### TASK DATA

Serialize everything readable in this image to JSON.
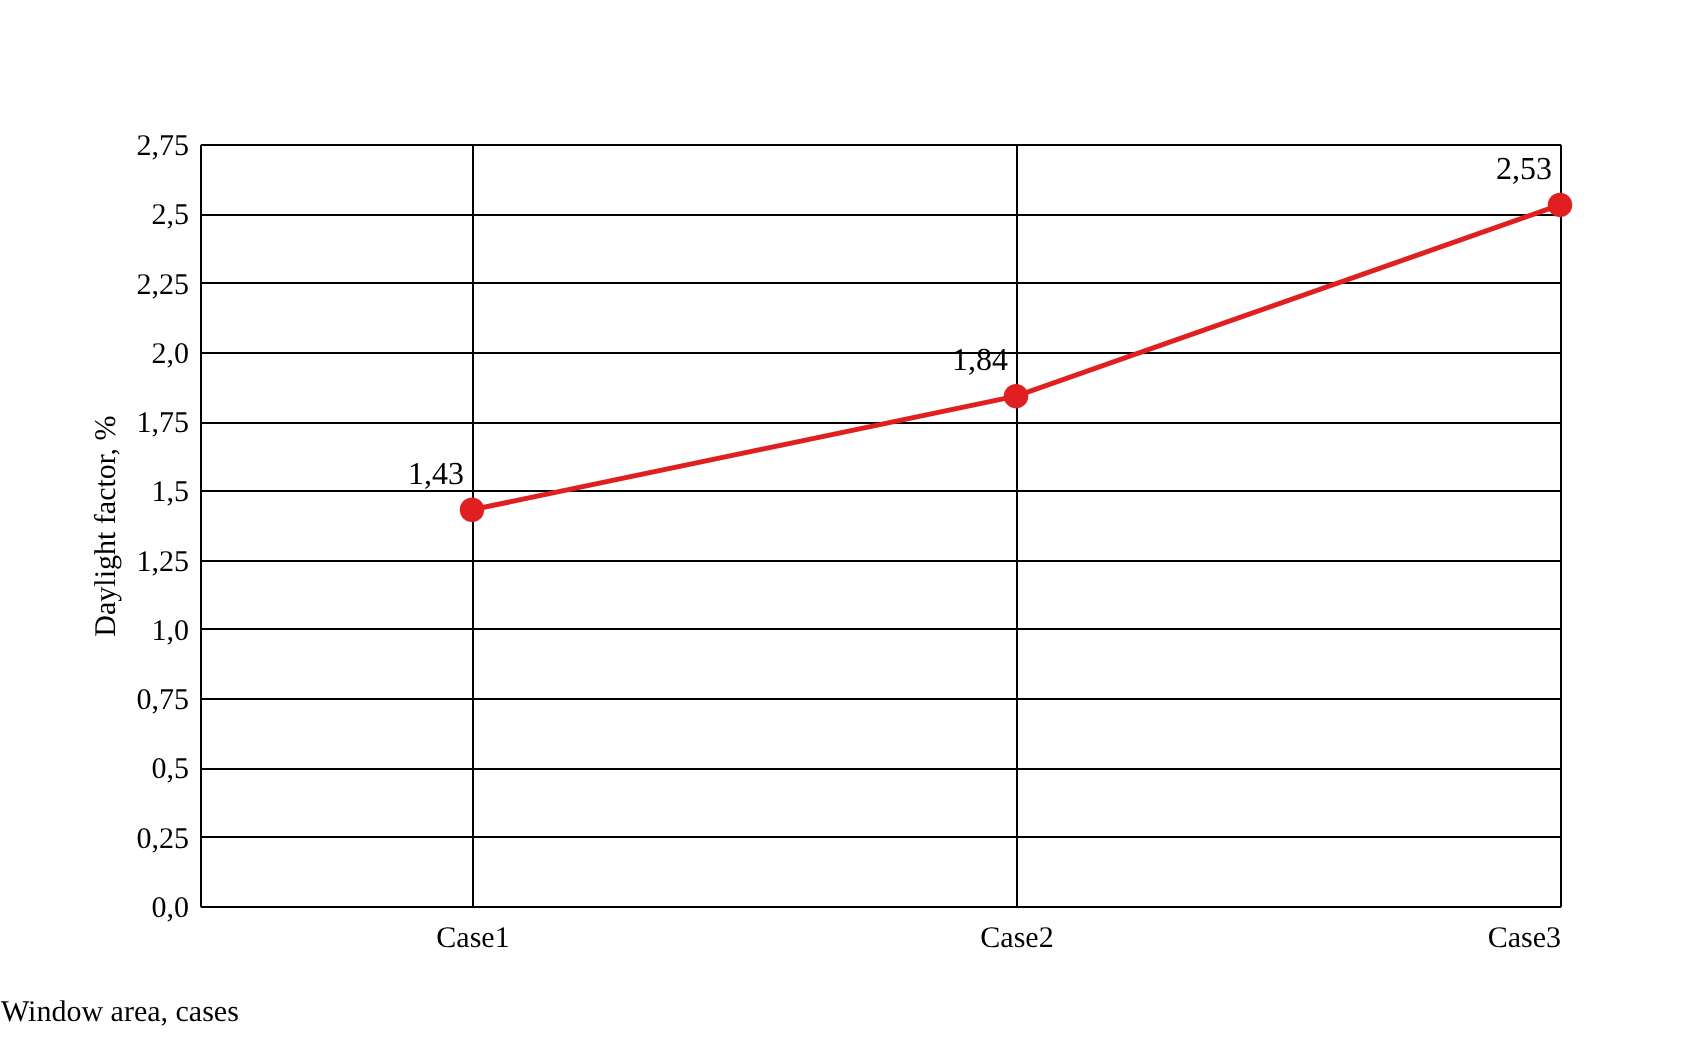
{
  "chart_data": {
    "type": "line",
    "xlabel": "Window area, cases",
    "ylabel": "Daylight factor, %",
    "categories": [
      "Case1",
      "Case2",
      "Case3"
    ],
    "series": [
      {
        "color": "#e02020",
        "values": [
          1.43,
          1.84,
          2.53
        ],
        "value_labels": [
          "1,43",
          "1,84",
          "2,53"
        ]
      }
    ],
    "ylim": [
      0,
      2.75
    ],
    "yticks": [
      {
        "value": 0,
        "label": "0,0"
      },
      {
        "value": 0.25,
        "label": "0,25"
      },
      {
        "value": 0.5,
        "label": "0,5"
      },
      {
        "value": 0.75,
        "label": "0,75"
      },
      {
        "value": 1,
        "label": "1,0"
      },
      {
        "value": 1.25,
        "label": "1,25"
      },
      {
        "value": 1.5,
        "label": "1,5"
      },
      {
        "value": 1.75,
        "label": "1,75"
      },
      {
        "value": 2,
        "label": "2,0"
      },
      {
        "value": 2.25,
        "label": "2,25"
      },
      {
        "value": 2.5,
        "label": "2,5"
      },
      {
        "value": 2.75,
        "label": "2,75"
      }
    ],
    "grid": true,
    "marker": "circle",
    "line_style": "solid"
  }
}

### WHAT THE EXERCISE ASKS
Each record above should be copied character for character, with pictures dropped.

### ANSWER FOR THE TASK
Serialize everything readable in this image to JSON.
{
  "chart_data": {
    "type": "line",
    "xlabel": "Window area, cases",
    "ylabel": "Daylight factor, %",
    "categories": [
      "Case1",
      "Case2",
      "Case3"
    ],
    "series": [
      {
        "color": "#e02020",
        "values": [
          1.43,
          1.84,
          2.53
        ],
        "value_labels": [
          "1,43",
          "1,84",
          "2,53"
        ]
      }
    ],
    "ylim": [
      0,
      2.75
    ],
    "yticks": [
      {
        "value": 0,
        "label": "0,0"
      },
      {
        "value": 0.25,
        "label": "0,25"
      },
      {
        "value": 0.5,
        "label": "0,5"
      },
      {
        "value": 0.75,
        "label": "0,75"
      },
      {
        "value": 1,
        "label": "1,0"
      },
      {
        "value": 1.25,
        "label": "1,25"
      },
      {
        "value": 1.5,
        "label": "1,5"
      },
      {
        "value": 1.75,
        "label": "1,75"
      },
      {
        "value": 2,
        "label": "2,0"
      },
      {
        "value": 2.25,
        "label": "2,25"
      },
      {
        "value": 2.5,
        "label": "2,5"
      },
      {
        "value": 2.75,
        "label": "2,75"
      }
    ],
    "grid": true,
    "marker": "circle",
    "line_style": "solid"
  }
}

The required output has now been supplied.